AIM OF THE EXERCISE: Return the exact lines spanning from the line with "Decode this image" through the last line of the entries, boundaries included, and no others.
*** GIVEN DATA ***
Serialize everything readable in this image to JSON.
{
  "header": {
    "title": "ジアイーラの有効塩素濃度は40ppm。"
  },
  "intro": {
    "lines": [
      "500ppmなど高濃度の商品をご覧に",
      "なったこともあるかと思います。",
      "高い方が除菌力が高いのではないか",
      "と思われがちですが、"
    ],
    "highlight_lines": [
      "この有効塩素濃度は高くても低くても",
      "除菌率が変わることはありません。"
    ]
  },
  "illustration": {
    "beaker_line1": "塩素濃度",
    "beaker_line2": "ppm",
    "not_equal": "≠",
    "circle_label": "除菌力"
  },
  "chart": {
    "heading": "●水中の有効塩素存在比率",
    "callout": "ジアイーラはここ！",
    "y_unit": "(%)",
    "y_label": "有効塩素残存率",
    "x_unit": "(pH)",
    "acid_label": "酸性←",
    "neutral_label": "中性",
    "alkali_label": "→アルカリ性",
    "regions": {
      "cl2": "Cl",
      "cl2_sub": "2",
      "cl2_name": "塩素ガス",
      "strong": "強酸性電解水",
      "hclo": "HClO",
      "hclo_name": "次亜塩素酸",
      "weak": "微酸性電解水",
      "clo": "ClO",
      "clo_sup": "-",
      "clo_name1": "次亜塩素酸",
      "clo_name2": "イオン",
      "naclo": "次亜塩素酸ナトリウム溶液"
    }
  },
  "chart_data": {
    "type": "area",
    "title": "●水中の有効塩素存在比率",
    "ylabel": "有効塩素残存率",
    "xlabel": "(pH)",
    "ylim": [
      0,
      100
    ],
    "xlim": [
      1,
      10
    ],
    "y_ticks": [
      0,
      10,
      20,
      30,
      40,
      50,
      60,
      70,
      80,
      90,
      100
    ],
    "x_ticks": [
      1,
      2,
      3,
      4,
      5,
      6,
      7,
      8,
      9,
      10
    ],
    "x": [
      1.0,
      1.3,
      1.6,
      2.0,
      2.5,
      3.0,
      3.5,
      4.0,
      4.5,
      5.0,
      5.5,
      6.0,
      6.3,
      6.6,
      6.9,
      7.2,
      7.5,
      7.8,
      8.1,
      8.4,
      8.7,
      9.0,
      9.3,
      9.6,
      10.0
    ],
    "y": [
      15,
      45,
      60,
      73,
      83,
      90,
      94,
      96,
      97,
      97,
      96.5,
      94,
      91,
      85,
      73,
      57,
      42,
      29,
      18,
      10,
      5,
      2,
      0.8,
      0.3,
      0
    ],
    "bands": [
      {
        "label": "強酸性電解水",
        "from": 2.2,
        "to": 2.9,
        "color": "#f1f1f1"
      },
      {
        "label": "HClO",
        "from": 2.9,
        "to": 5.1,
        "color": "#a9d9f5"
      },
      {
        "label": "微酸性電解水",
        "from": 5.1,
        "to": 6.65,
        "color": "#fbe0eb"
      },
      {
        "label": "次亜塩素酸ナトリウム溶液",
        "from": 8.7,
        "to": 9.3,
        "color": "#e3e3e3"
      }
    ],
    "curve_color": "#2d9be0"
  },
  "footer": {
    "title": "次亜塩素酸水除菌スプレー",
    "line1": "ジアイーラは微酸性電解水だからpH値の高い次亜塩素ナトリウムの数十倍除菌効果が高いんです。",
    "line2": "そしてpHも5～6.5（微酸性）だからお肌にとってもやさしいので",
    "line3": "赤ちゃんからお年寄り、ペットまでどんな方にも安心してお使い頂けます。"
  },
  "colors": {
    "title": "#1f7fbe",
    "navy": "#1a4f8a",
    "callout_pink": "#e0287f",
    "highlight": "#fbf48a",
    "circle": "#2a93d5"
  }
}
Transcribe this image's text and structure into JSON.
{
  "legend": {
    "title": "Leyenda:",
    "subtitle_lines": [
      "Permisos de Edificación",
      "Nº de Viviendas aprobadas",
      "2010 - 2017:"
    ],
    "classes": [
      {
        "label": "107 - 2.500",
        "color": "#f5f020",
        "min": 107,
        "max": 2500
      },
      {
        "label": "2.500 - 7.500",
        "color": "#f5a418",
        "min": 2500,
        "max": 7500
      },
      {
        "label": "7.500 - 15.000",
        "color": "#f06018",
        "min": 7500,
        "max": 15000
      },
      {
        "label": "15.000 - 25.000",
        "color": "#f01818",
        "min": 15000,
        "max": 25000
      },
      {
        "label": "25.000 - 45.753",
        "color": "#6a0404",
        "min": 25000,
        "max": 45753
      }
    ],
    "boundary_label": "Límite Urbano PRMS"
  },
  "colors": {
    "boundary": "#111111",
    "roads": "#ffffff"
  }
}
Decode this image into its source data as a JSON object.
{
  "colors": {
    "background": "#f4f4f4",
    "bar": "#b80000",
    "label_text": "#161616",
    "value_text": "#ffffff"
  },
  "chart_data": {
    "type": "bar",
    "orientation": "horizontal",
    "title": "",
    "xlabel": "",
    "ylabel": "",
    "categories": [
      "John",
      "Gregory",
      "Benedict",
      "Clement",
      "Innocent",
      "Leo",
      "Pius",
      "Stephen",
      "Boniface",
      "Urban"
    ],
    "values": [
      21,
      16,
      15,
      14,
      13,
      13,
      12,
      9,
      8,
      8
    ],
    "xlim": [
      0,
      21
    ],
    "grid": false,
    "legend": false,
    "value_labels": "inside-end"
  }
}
***
OUTPUT OF THE EXERCISE:
Decode this image into its source data as a JSON object.
{
  "colors": {
    "background": "#f4f4f4",
    "bar": "#b80000",
    "label_text": "#161616",
    "value_text": "#ffffff"
  },
  "chart_data": {
    "type": "bar",
    "orientation": "horizontal",
    "title": "",
    "xlabel": "",
    "ylabel": "",
    "categories": [
      "John",
      "Gregory",
      "Benedict",
      "Clement",
      "Innocent",
      "Leo",
      "Pius",
      "Stephen",
      "Boniface",
      "Urban"
    ],
    "values": [
      21,
      16,
      15,
      14,
      13,
      13,
      12,
      9,
      8,
      8
    ],
    "xlim": [
      0,
      21
    ],
    "grid": false,
    "legend": false,
    "value_labels": "inside-end"
  }
}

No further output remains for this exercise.